● **Job**
Give every line of the material again, exactly as written.

● **Records supplied**
———
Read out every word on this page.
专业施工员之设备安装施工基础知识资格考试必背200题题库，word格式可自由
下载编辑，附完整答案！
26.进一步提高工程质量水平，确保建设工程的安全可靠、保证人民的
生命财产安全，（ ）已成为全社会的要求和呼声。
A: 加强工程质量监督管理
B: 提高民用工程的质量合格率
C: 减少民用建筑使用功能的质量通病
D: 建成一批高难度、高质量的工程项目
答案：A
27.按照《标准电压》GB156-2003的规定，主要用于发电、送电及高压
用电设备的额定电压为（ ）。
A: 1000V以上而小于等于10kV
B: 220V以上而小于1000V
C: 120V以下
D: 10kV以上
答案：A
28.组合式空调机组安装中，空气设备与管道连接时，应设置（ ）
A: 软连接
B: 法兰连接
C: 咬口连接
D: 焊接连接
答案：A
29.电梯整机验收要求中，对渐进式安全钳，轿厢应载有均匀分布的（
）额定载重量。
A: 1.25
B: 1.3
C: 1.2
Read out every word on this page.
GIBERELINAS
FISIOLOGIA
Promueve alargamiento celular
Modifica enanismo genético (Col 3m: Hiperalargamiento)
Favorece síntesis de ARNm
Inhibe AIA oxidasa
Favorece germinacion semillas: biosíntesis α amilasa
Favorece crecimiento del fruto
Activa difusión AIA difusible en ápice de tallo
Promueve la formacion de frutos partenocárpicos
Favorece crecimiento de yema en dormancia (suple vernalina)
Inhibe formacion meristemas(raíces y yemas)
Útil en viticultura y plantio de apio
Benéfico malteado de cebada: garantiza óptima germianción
———
● **Correct output**
Read out every word on this page.
专业施工员之设备安装施工基础知识资格考试必背200题题库，word格式可自由
下载编辑，附完整答案！
26.进一步提高工程质量水平，确保建设工程的安全可靠、保证人民的
生命财产安全，（ ）已成为全社会的要求和呼声。
A: 加强工程质量监督管理
B: 提高民用工程的质量合格率
C: 减少民用建筑使用功能的质量通病
D: 建成一批高难度、高质量的工程项目
答案：A
27.按照《标准电压》GB156-2003的规定，主要用于发电、送电及高压
用电设备的额定电压为（ ）。
A: 1000V以上而小于等于10kV
B: 220V以上而小于1000V
C: 120V以下
D: 10kV以上
答案：A
28.组合式空调机组安装中，空气设备与管道连接时，应设置（ ）
A: 软连接
B: 法兰连接
C: 咬口连接
D: 焊接连接
答案：A
29.电梯整机验收要求中，对渐进式安全钳，轿厢应载有均匀分布的（
）额定载重量。
A: 1.25
B: 1.3
C: 1.2
Read out every word on this page.
GIBERELINAS
FISIOLOGIA
Promueve alargamiento celular
Modifica enanismo genético (Col 3m: Hiperalargamiento)
Favorece síntesis de ARNm
Inhibe AIA oxidasa
Favorece germinacion semillas: biosíntesis α amilasa
Favorece crecimiento del fruto
Activa difusión AIA difusible en ápice de tallo
Promueve la formacion de frutos partenocárpicos
Favorece crecimiento de yema en dormancia (suple vernalina)
Inhibe formacion meristemas(raíces y yemas)
Útil en viticultura y plantio de apio
Benéfico malteado de cebada: garantiza óptima germianción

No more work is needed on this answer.